[PROBLEM REQUIREMENTS] Repeat every entry below word for word, but leave the pictures out.

• • • • •

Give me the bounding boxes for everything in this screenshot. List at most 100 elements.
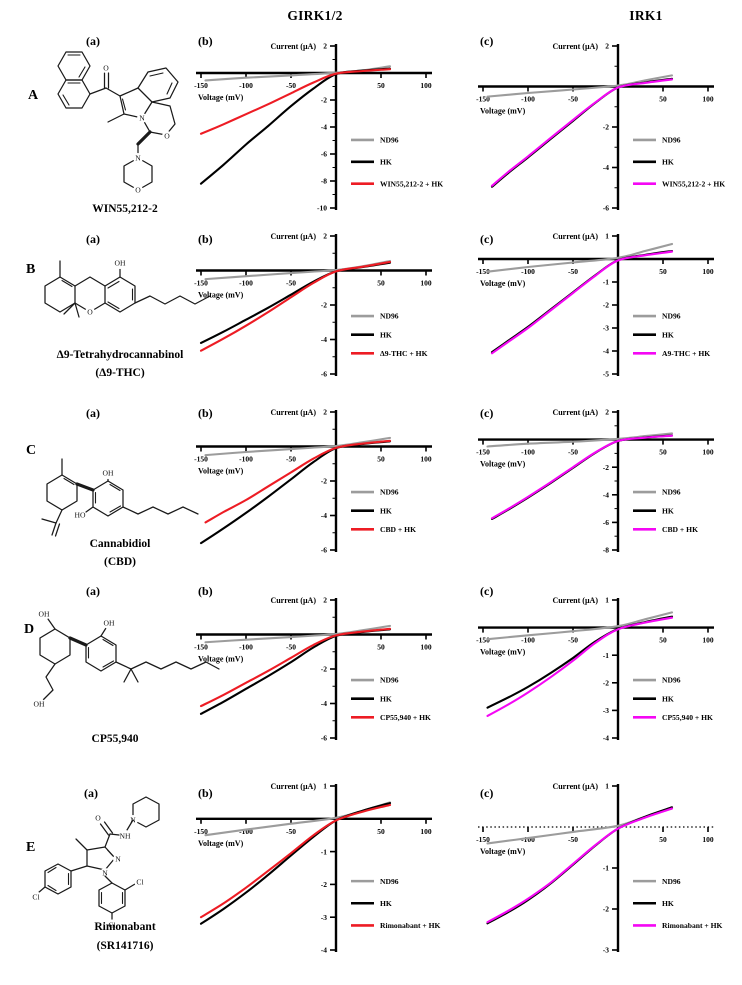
panel-label-a: (a) <box>86 232 100 246</box>
series-A9-THC + HK <box>490 250 674 355</box>
series-CP55,940 + HK <box>486 616 674 717</box>
panel-label-c: (c) <box>480 584 494 598</box>
y-tick-label: 2 <box>323 42 327 51</box>
x-tick-label: -150 <box>476 636 490 645</box>
y-tick-label: 2 <box>323 408 327 417</box>
structure-rimonabant: N NH O N N Cl Cl Cl <box>30 796 160 930</box>
compound-name-win55212-2: WIN55,212-2 <box>92 203 158 215</box>
series-CP55,940 + HK <box>199 627 392 708</box>
row-letter-c: C <box>26 443 37 458</box>
legend-label: HK <box>380 694 392 703</box>
atom-label-oh: OH <box>103 469 114 478</box>
row-letter-e: E <box>26 840 36 855</box>
legend-label: ND96 <box>662 676 681 685</box>
legend-label: Rimonabant + HK <box>380 921 441 930</box>
compound-name-thc: Δ9-Tetrahydrocannabinol <box>56 349 184 361</box>
legend-label: Rimonabant + HK <box>662 921 723 930</box>
x-axis-title: Voltage (mV) <box>198 655 244 664</box>
y-tick-label: -3 <box>603 324 609 333</box>
x-tick-label: -100 <box>239 827 253 836</box>
y-tick-label: -4 <box>321 946 327 955</box>
panel-label-c: (c) <box>480 232 494 246</box>
legend-label: ND96 <box>380 488 399 497</box>
x-tick-label: -150 <box>194 827 208 836</box>
y-tick-label: 2 <box>605 42 609 51</box>
compound-name-rimonabant-abbr: (SR141716) <box>96 940 154 952</box>
compound-name-cp55940: CP55,940 <box>91 733 139 745</box>
y-tick-label: -5 <box>603 370 609 379</box>
y-tick-label: -4 <box>603 491 609 500</box>
x-tick-label: 50 <box>377 643 385 652</box>
x-tick-label: 50 <box>377 279 385 288</box>
legend-label: HK <box>662 158 674 167</box>
structure-delta9-thc: O OH <box>44 257 211 318</box>
legend-label: ND96 <box>380 312 399 321</box>
x-tick-label: 100 <box>420 455 432 464</box>
x-tick-label: 100 <box>420 643 432 652</box>
panel-label-b: (b) <box>198 232 213 246</box>
y-tick-label: -10 <box>317 204 327 213</box>
y-tick-label: -4 <box>603 347 609 356</box>
series-HK <box>199 802 392 925</box>
atom-label-oh: OH <box>34 700 45 709</box>
y-axis-title: Current (µA) <box>270 782 316 791</box>
x-tick-label: -150 <box>476 95 490 104</box>
atom-label-n: N <box>115 855 121 864</box>
x-axis-title: Voltage (mV) <box>480 107 526 116</box>
y-tick-label: 2 <box>323 596 327 605</box>
x-tick-label: -100 <box>521 267 535 276</box>
x-tick-label: 50 <box>659 267 667 276</box>
chart-irk-row-c: -150 -100 -50 50 100 2 -2 -4 -6 -8 Current (µA) Vol… <box>468 396 742 573</box>
x-axis-title: Voltage (mV) <box>480 279 526 288</box>
y-axis-title: Current (µA) <box>552 596 598 605</box>
series-CBD + HK <box>490 434 674 520</box>
iv-plot-IRK1-A: -150 -100 -50 50 100 2 -2 -4 -6 Current (µA) Volta… <box>476 42 725 213</box>
legend-label: WIN55,212-2 + HK <box>662 179 725 188</box>
chart-girk-row-e: -150 -100 -50 50 100 1 -1 -2 -3 -4 Current (µA) Vol… <box>186 770 486 973</box>
y-tick-label: -4 <box>603 163 609 172</box>
legend-label: HK <box>380 330 392 339</box>
y-tick-label: -6 <box>603 518 609 527</box>
series-ND96 <box>486 74 674 98</box>
x-tick-label: -50 <box>568 95 578 104</box>
x-tick-label: 50 <box>659 448 667 457</box>
y-axis-title: Current (µA) <box>270 42 316 51</box>
x-tick-label: -50 <box>568 267 578 276</box>
chart-irk-row-a: -150 -100 -50 50 100 2 -2 -4 -6 Current (µA) Volta… <box>468 30 742 231</box>
y-tick-label: -2 <box>321 665 327 674</box>
y-tick-label: 2 <box>605 408 609 417</box>
panel-label-b: (b) <box>198 584 213 598</box>
legend-label: ND96 <box>662 877 681 886</box>
panel-label-a: (a) <box>86 584 100 598</box>
series-HK <box>199 261 392 344</box>
x-tick-label: -100 <box>239 643 253 652</box>
atom-label-cl: Cl <box>108 921 115 930</box>
x-tick-label: -50 <box>568 448 578 457</box>
y-tick-label: -6 <box>321 734 327 743</box>
x-tick-label: 100 <box>702 835 714 844</box>
x-tick-label: 50 <box>377 827 385 836</box>
series-ND96 <box>204 436 392 457</box>
x-axis-title: Voltage (mV) <box>198 467 244 476</box>
legend-label: HK <box>380 158 392 167</box>
iv-plot-IRK1-D: -150 -100 -50 50 100 1 -1 -2 -3 -4 Current (µA) Vol… <box>476 596 714 743</box>
x-tick-label: -150 <box>194 643 208 652</box>
atom-label-n: N <box>139 114 145 123</box>
y-tick-label: -2 <box>603 905 609 914</box>
series-ND96 <box>486 242 674 273</box>
y-tick-label: 1 <box>605 232 609 241</box>
y-tick-label: -8 <box>603 546 609 555</box>
series-Δ9-THC + HK <box>199 260 392 352</box>
atom-label-ho: HO <box>75 511 86 520</box>
x-tick-label: 100 <box>420 827 432 836</box>
y-tick-label: -4 <box>321 123 327 132</box>
legend-label: A9-THC + HK <box>662 349 710 358</box>
series-ND96 <box>486 432 674 448</box>
iv-plot-GIRK1/2-E: -150 -100 -50 50 100 1 -1 -2 -3 -4 Current (µA) Vol… <box>194 782 441 955</box>
series-CBD + HK <box>204 439 392 524</box>
legend-label: Δ9-THC + HK <box>380 349 428 358</box>
y-tick-label: -2 <box>321 477 327 486</box>
legend-label: ND96 <box>662 312 681 321</box>
iv-plot-GIRK1/2-C: -150 -100 -50 50 100 2 -2 -4 -6 Current (µA) Volta… <box>194 408 432 555</box>
series-WIN55,212-2 + HK <box>199 68 392 135</box>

• • • • •

[TASK RESULT]
Give me the bounding boxes for everything in this screenshot. List at most 100 elements.
panel-label-a: (a) <box>86 232 100 246</box>
series-A9-THC + HK <box>490 250 674 355</box>
series-CP55,940 + HK <box>486 616 674 717</box>
panel-label-c: (c) <box>480 584 494 598</box>
y-tick-label: 2 <box>323 42 327 51</box>
x-tick-label: -150 <box>476 636 490 645</box>
y-tick-label: 2 <box>323 408 327 417</box>
structure-rimonabant: N NH O N N Cl Cl Cl <box>30 796 160 930</box>
compound-name-win55212-2: WIN55,212-2 <box>92 203 158 215</box>
series-CP55,940 + HK <box>199 627 392 708</box>
row-letter-c: C <box>26 443 37 458</box>
legend-label: HK <box>380 694 392 703</box>
atom-label-oh: OH <box>103 469 114 478</box>
row-letter-e: E <box>26 840 36 855</box>
legend-label: ND96 <box>662 676 681 685</box>
legend-label: Rimonabant + HK <box>380 921 441 930</box>
compound-name-thc: Δ9-Tetrahydrocannabinol <box>56 349 184 361</box>
legend-label: Rimonabant + HK <box>662 921 723 930</box>
x-axis-title: Voltage (mV) <box>198 655 244 664</box>
y-tick-label: -3 <box>603 324 609 333</box>
x-tick-label: -100 <box>239 827 253 836</box>
y-tick-label: -4 <box>321 946 327 955</box>
panel-label-c: (c) <box>480 232 494 246</box>
legend-label: ND96 <box>380 488 399 497</box>
x-tick-label: -150 <box>194 827 208 836</box>
y-tick-label: 2 <box>605 42 609 51</box>
compound-name-rimonabant-abbr: (SR141716) <box>96 940 154 952</box>
compound-name-cp55940: CP55,940 <box>91 733 139 745</box>
y-tick-label: -5 <box>603 370 609 379</box>
y-tick-label: -4 <box>603 491 609 500</box>
x-tick-label: 50 <box>377 643 385 652</box>
x-tick-label: 50 <box>377 279 385 288</box>
legend-label: HK <box>662 158 674 167</box>
structure-delta9-thc: O OH <box>44 257 211 318</box>
legend-label: ND96 <box>380 312 399 321</box>
x-tick-label: 100 <box>420 455 432 464</box>
x-tick-label: 100 <box>420 643 432 652</box>
panel-label-b: (b) <box>198 232 213 246</box>
y-tick-label: -10 <box>317 204 327 213</box>
y-tick-label: -4 <box>603 347 609 356</box>
series-HK <box>199 802 392 925</box>
atom-label-oh: OH <box>34 700 45 709</box>
y-axis-title: Current (µA) <box>270 782 316 791</box>
x-tick-label: -150 <box>476 95 490 104</box>
atom-label-n: N <box>115 855 121 864</box>
x-axis-title: Voltage (mV) <box>480 107 526 116</box>
y-tick-label: 2 <box>323 596 327 605</box>
x-tick-label: -100 <box>521 267 535 276</box>
x-tick-label: 50 <box>659 267 667 276</box>
chart-irk-row-c: -150 -100 -50 50 100 2 -2 -4 -6 -8 Current (µA) Vol… <box>468 396 742 573</box>
x-axis-title: Voltage (mV) <box>480 279 526 288</box>
y-axis-title: Current (µA) <box>552 596 598 605</box>
series-CBD + HK <box>490 434 674 520</box>
iv-plot-IRK1-A: -150 -100 -50 50 100 2 -2 -4 -6 Current (µA) Volta… <box>476 42 725 213</box>
legend-label: WIN55,212-2 + HK <box>662 179 725 188</box>
chart-girk-row-e: -150 -100 -50 50 100 1 -1 -2 -3 -4 Current (µA) Vol… <box>186 770 486 973</box>
y-tick-label: -4 <box>603 163 609 172</box>
legend-label: HK <box>380 330 392 339</box>
y-tick-label: -6 <box>603 518 609 527</box>
series-ND96 <box>486 74 674 98</box>
x-tick-label: -50 <box>568 95 578 104</box>
x-tick-label: 50 <box>659 448 667 457</box>
y-axis-title: Current (µA) <box>270 42 316 51</box>
x-tick-label: -50 <box>568 267 578 276</box>
chart-irk-row-a: -150 -100 -50 50 100 2 -2 -4 -6 Current (µA) Volta… <box>468 30 742 231</box>
y-tick-label: -2 <box>321 665 327 674</box>
y-tick-label: 2 <box>605 408 609 417</box>
panel-label-b: (b) <box>198 584 213 598</box>
legend-label: ND96 <box>662 877 681 886</box>
panel-label-a: (a) <box>86 584 100 598</box>
series-HK <box>199 261 392 344</box>
x-tick-label: -100 <box>239 643 253 652</box>
atom-label-cl: Cl <box>108 921 115 930</box>
x-tick-label: -50 <box>568 448 578 457</box>
y-tick-label: -6 <box>321 734 327 743</box>
x-tick-label: 100 <box>702 835 714 844</box>
x-tick-label: 50 <box>377 827 385 836</box>
series-ND96 <box>204 436 392 457</box>
x-axis-title: Voltage (mV) <box>198 467 244 476</box>
legend-label: HK <box>380 158 392 167</box>
iv-plot-IRK1-D: -150 -100 -50 50 100 1 -1 -2 -3 -4 Current (µA) Vol… <box>476 596 714 743</box>
x-tick-label: -150 <box>194 643 208 652</box>
atom-label-n: N <box>139 114 145 123</box>
y-tick-label: -2 <box>603 905 609 914</box>
series-ND96 <box>486 242 674 273</box>
y-tick-label: 1 <box>605 232 609 241</box>
y-tick-label: -8 <box>603 546 609 555</box>
series-Δ9-THC + HK <box>199 260 392 352</box>
atom-label-ho: HO <box>75 511 86 520</box>
x-tick-label: 100 <box>420 827 432 836</box>
y-tick-label: -4 <box>321 123 327 132</box>
legend-label: A9-THC + HK <box>662 349 710 358</box>
series-ND96 <box>486 432 674 448</box>
iv-plot-GIRK1/2-E: -150 -100 -50 50 100 1 -1 -2 -3 -4 Current (µA) Vol… <box>194 782 441 955</box>
series-CBD + HK <box>204 439 392 524</box>
legend-label: Δ9-THC + HK <box>380 349 428 358</box>
y-tick-label: -2 <box>321 477 327 486</box>
legend-label: ND96 <box>662 312 681 321</box>
iv-plot-GIRK1/2-C: -150 -100 -50 50 100 2 -2 -4 -6 Current (µA) Volta… <box>194 408 432 555</box>
series-WIN55,212-2 + HK <box>199 68 392 135</box>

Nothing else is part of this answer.